• [Records to use]
(begin)

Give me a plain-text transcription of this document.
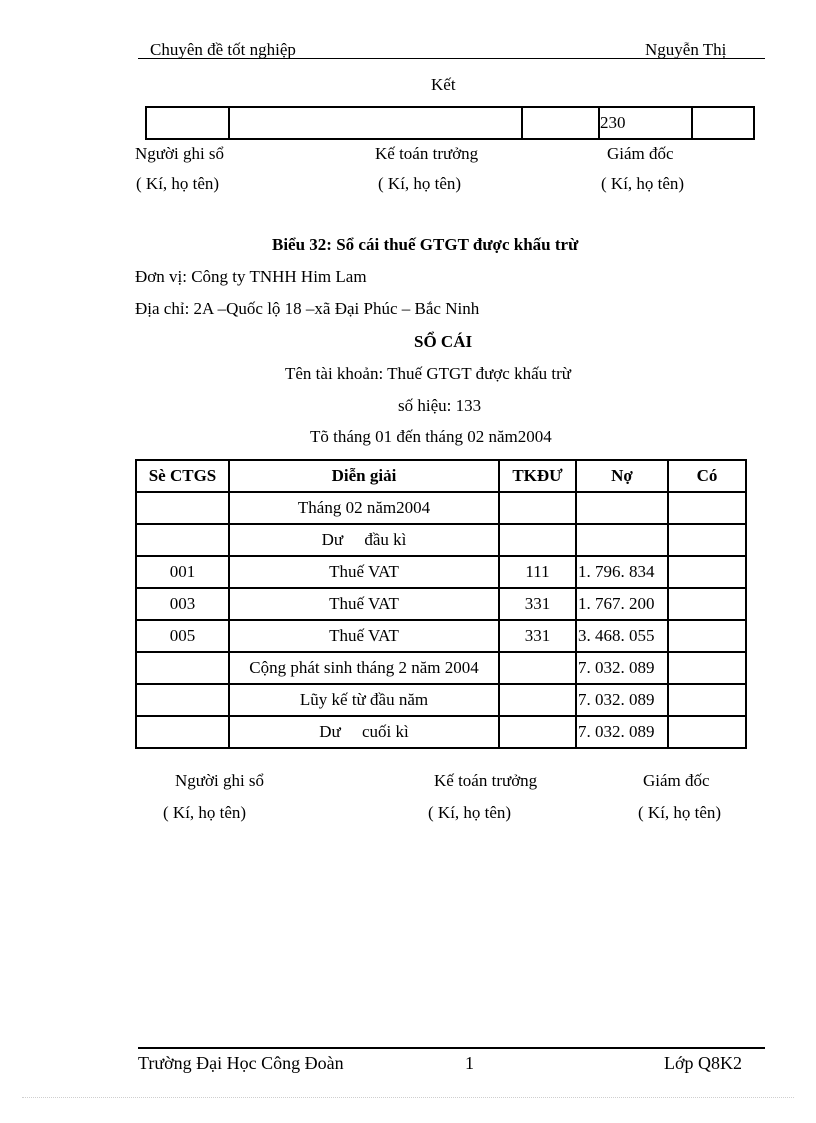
Chuyên đề tốt nghiệp	Nguyễn Thị
Kết
			230	
Người ghi sổ	Kế toán trưởng	Giám đốc
( Kí, họ tên)	( Kí, họ tên)	( Kí, họ tên)
Biểu 32: Sổ cái thuế GTGT được khấu trừ
Đơn vị: Công ty TNHH Him Lam
Địa chỉ: 2A –Quốc lộ 18 –xã Đại Phúc – Bắc Ninh
SỔ CÁI
Tên tài khoản: Thuế GTGT được khấu trừ
số hiệu: 133
Tõ tháng 01 đến tháng 02 năm2004
Sè CTGS	Diễn giải	TKĐƯ	Nợ	Có
	Tháng 02 năm2004			
	Dư     đầu kì			
001	Thuế VAT	111	1. 796. 834	
003	Thuế VAT	331	1. 767. 200	
005	Thuế VAT	331	3. 468. 055	
	Cộng phát sinh tháng 2 năm 2004		7. 032. 089	
	Lũy kế từ đầu năm		7. 032. 089	
	Dư     cuối kì		7. 032. 089	
Người ghi sổ	Kế toán trưởng	Giám đốc
( Kí, họ tên)	( Kí, họ tên)	( Kí, họ tên)
Trường Đại Học Công Đoàn	1	Lớp Q8K2
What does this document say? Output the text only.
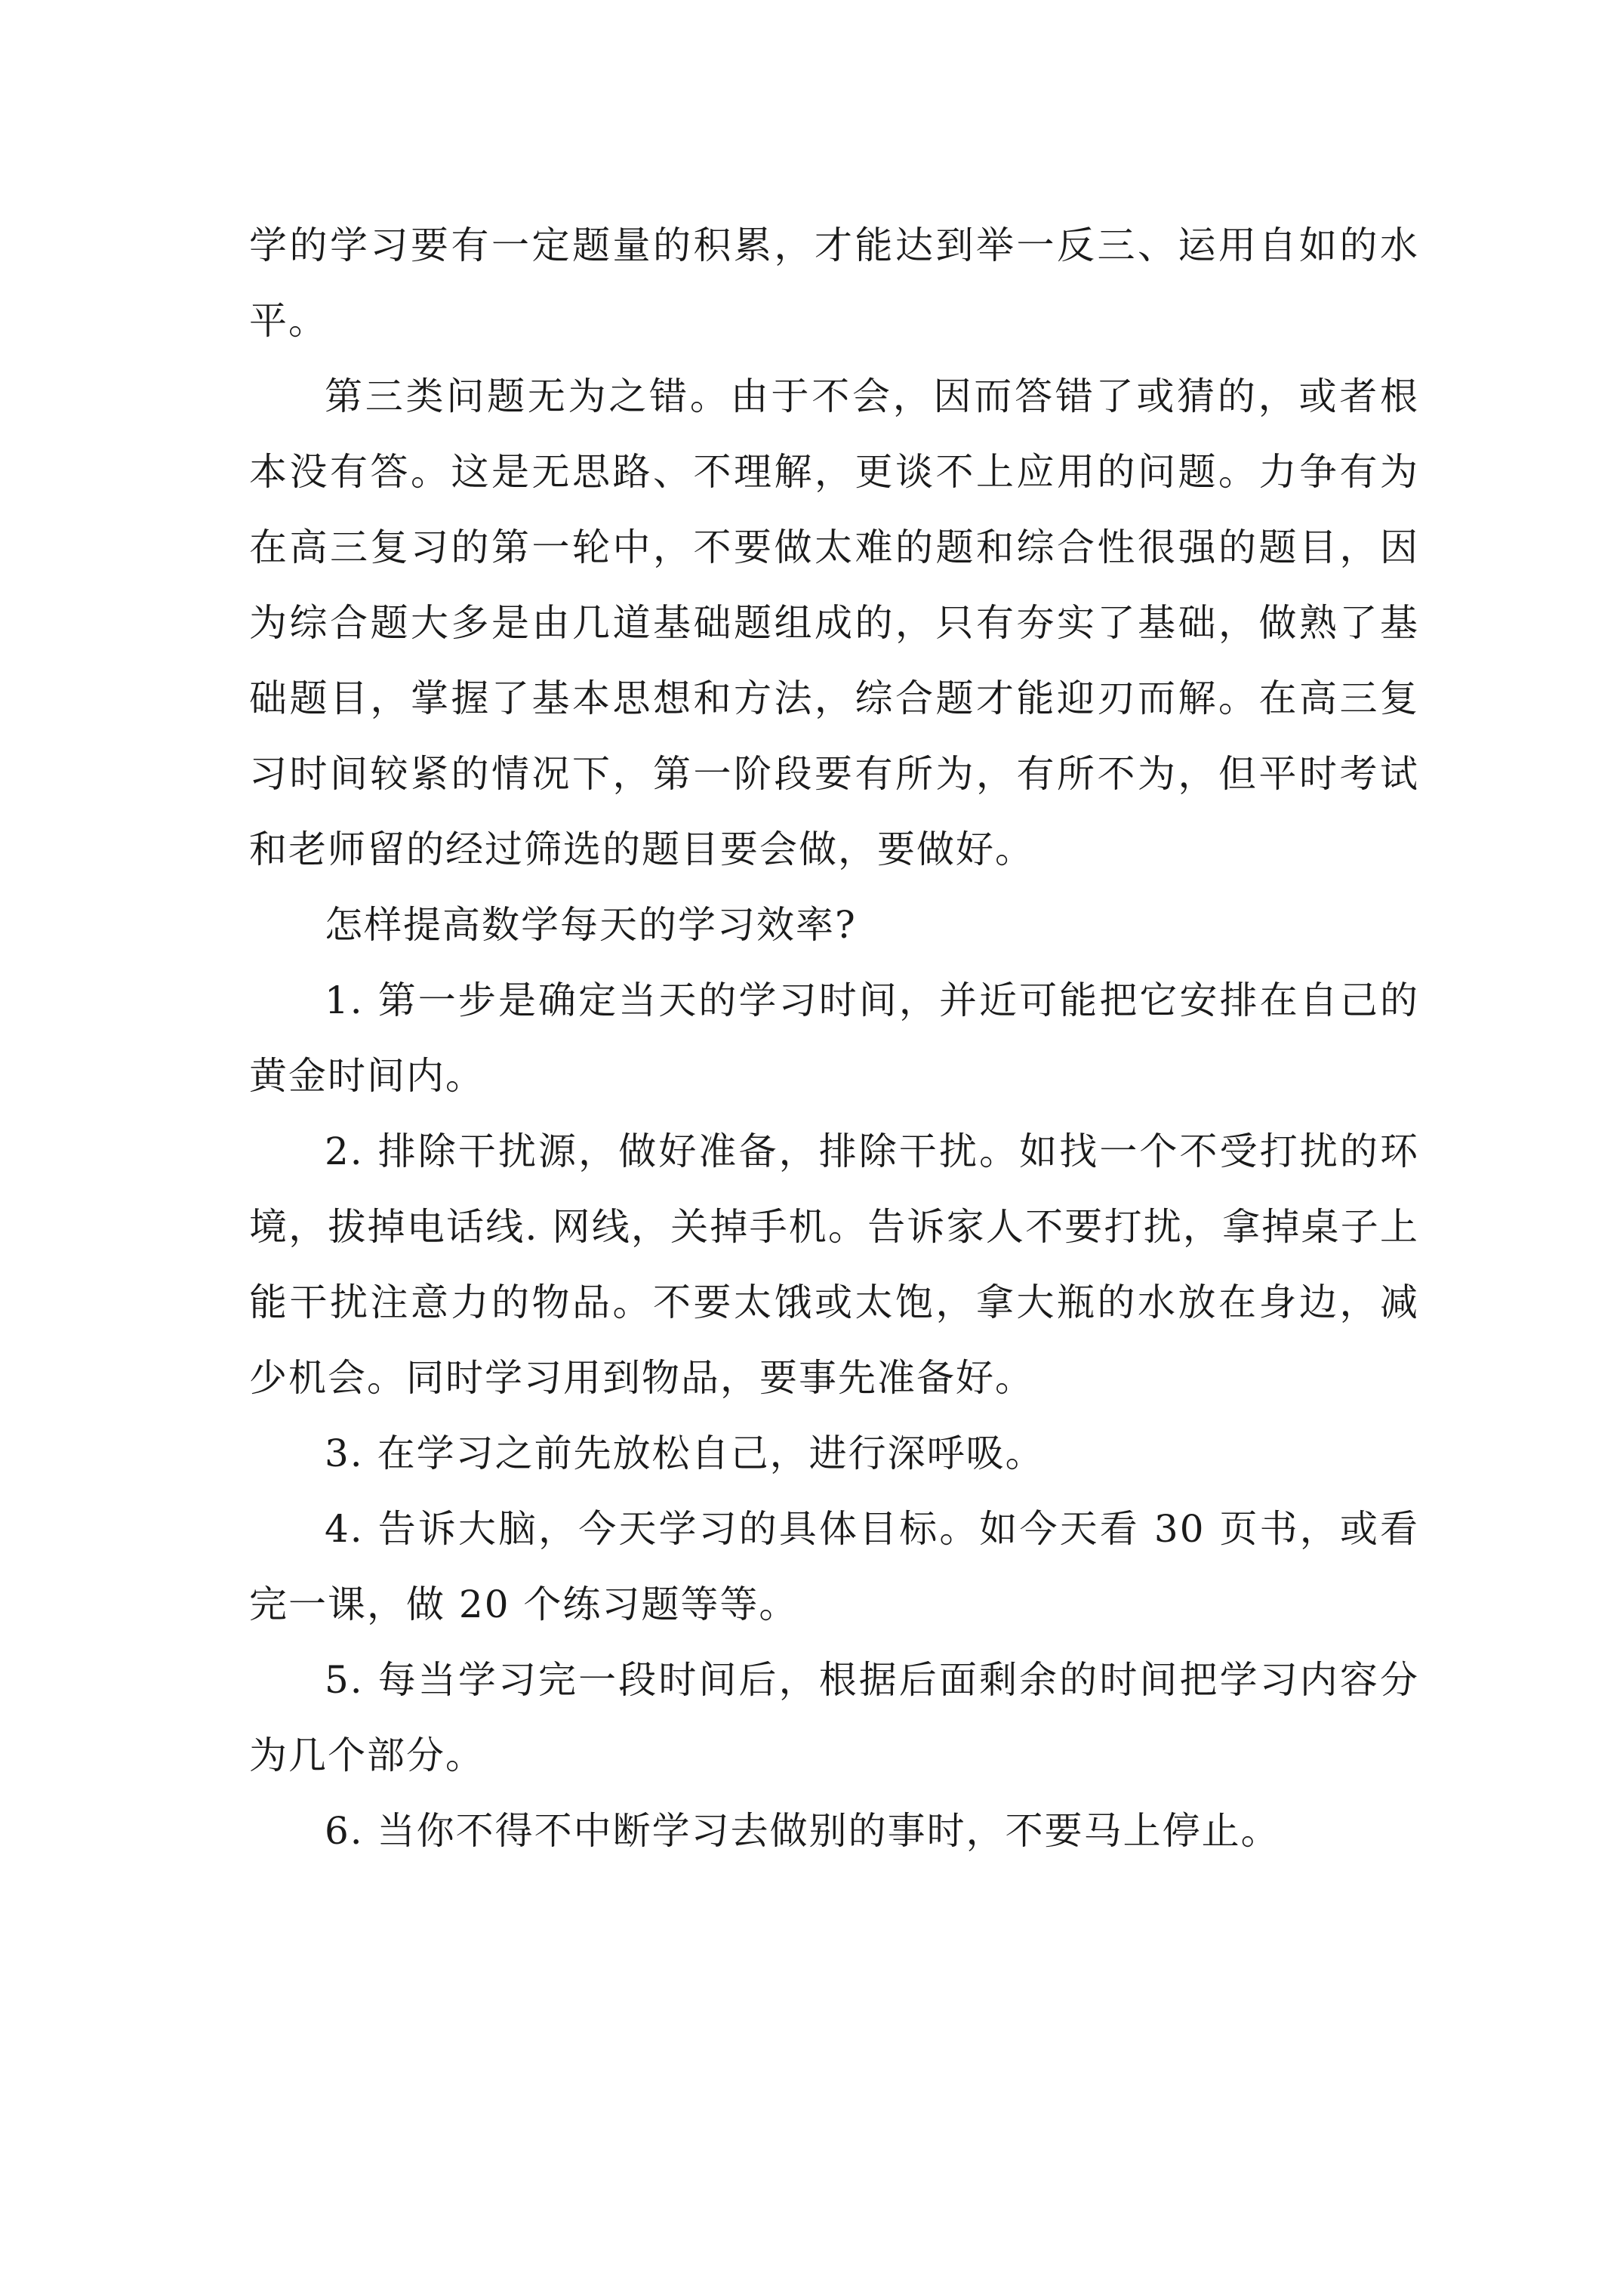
学的学习要有一定题量的积累，才能达到举一反三、运用自如的水平。

第三类问题无为之错。由于不会，因而答错了或猜的，或者根本没有答。这是无思路、不理解，更谈不上应用的问题。力争有为在高三复习的第一轮中，不要做太难的题和综合性很强的题目，因为综合题大多是由几道基础题组成的，只有夯实了基础，做熟了基础题目，掌握了基本思想和方法，综合题才能迎刃而解。在高三复习时间较紧的情况下，第一阶段要有所为，有所不为，但平时考试和老师留的经过筛选的题目要会做，要做好。

怎样提高数学每天的学习效率?

1. 第一步是确定当天的学习时间，并近可能把它安排在自己的黄金时间内。

2. 排除干扰源，做好准备，排除干扰。如找一个不受打扰的环境，拔掉电话线. 网线，关掉手机。告诉家人不要打扰，拿掉桌子上能干扰注意力的物品。不要太饿或太饱，拿大瓶的水放在身边，减少机会。同时学习用到物品，要事先准备好。

3. 在学习之前先放松自己，进行深呼吸。

4. 告诉大脑，今天学习的具体目标。如今天看 30 页书，或看完一课，做 20 个练习题等等。

5. 每当学习完一段时间后，根据后面剩余的时间把学习内容分为几个部分。

6. 当你不得不中断学习去做别的事时，不要马上停止。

(end)

• [Given exercise]
Reproduce the material above in full, exactly, with no images.

• [Exercise output]
Give me a plain-text transcription of this document.
Chuyên đề tốt nghiệp	Nguyễn Thị
Kết
			230	
Người ghi sổ	Kế toán trưởng	Giám đốc
( Kí, họ tên)	( Kí, họ tên)	( Kí, họ tên)
Biểu 32: Sổ cái thuế GTGT được khấu trừ
Đơn vị: Công ty TNHH Him Lam
Địa chỉ: 2A –Quốc lộ 18 –xã Đại Phúc – Bắc Ninh
SỔ CÁI
Tên tài khoản: Thuế GTGT được khấu trừ
số hiệu: 133
Tõ tháng 01 đến tháng 02 năm2004
Sè CTGS	Diễn giải	TKĐƯ	Nợ	Có
	Tháng 02 năm2004			
	Dư     đầu kì			
001	Thuế VAT	111	1. 796. 834	
003	Thuế VAT	331	1. 767. 200	
005	Thuế VAT	331	3. 468. 055	
	Cộng phát sinh tháng 2 năm 2004		7. 032. 089	
	Lũy kế từ đầu năm		7. 032. 089	
	Dư     cuối kì		7. 032. 089	
Người ghi sổ	Kế toán trưởng	Giám đốc
( Kí, họ tên)	( Kí, họ tên)	( Kí, họ tên)
Trường Đại Học Công Đoàn	1	Lớp Q8K2
What does this document say? Output the text only.
学的学习要有一定题量的积累，才能达到举一反三、运用自如的水平。

第三类问题无为之错。由于不会，因而答错了或猜的，或者根本没有答。这是无思路、不理解，更谈不上应用的问题。力争有为在高三复习的第一轮中，不要做太难的题和综合性很强的题目，因为综合题大多是由几道基础题组成的，只有夯实了基础，做熟了基础题目，掌握了基本思想和方法，综合题才能迎刃而解。在高三复习时间较紧的情况下，第一阶段要有所为，有所不为，但平时考试和老师留的经过筛选的题目要会做，要做好。

怎样提高数学每天的学习效率?

1. 第一步是确定当天的学习时间，并近可能把它安排在自己的黄金时间内。

2. 排除干扰源，做好准备，排除干扰。如找一个不受打扰的环境，拔掉电话线. 网线，关掉手机。告诉家人不要打扰，拿掉桌子上能干扰注意力的物品。不要太饿或太饱，拿大瓶的水放在身边，减少机会。同时学习用到物品，要事先准备好。

3. 在学习之前先放松自己，进行深呼吸。

4. 告诉大脑，今天学习的具体目标。如今天看 30 页书，或看完一课，做 20 个练习题等等。

5. 每当学习完一段时间后，根据后面剩余的时间把学习内容分为几个部分。

6. 当你不得不中断学习去做别的事时，不要马上停止。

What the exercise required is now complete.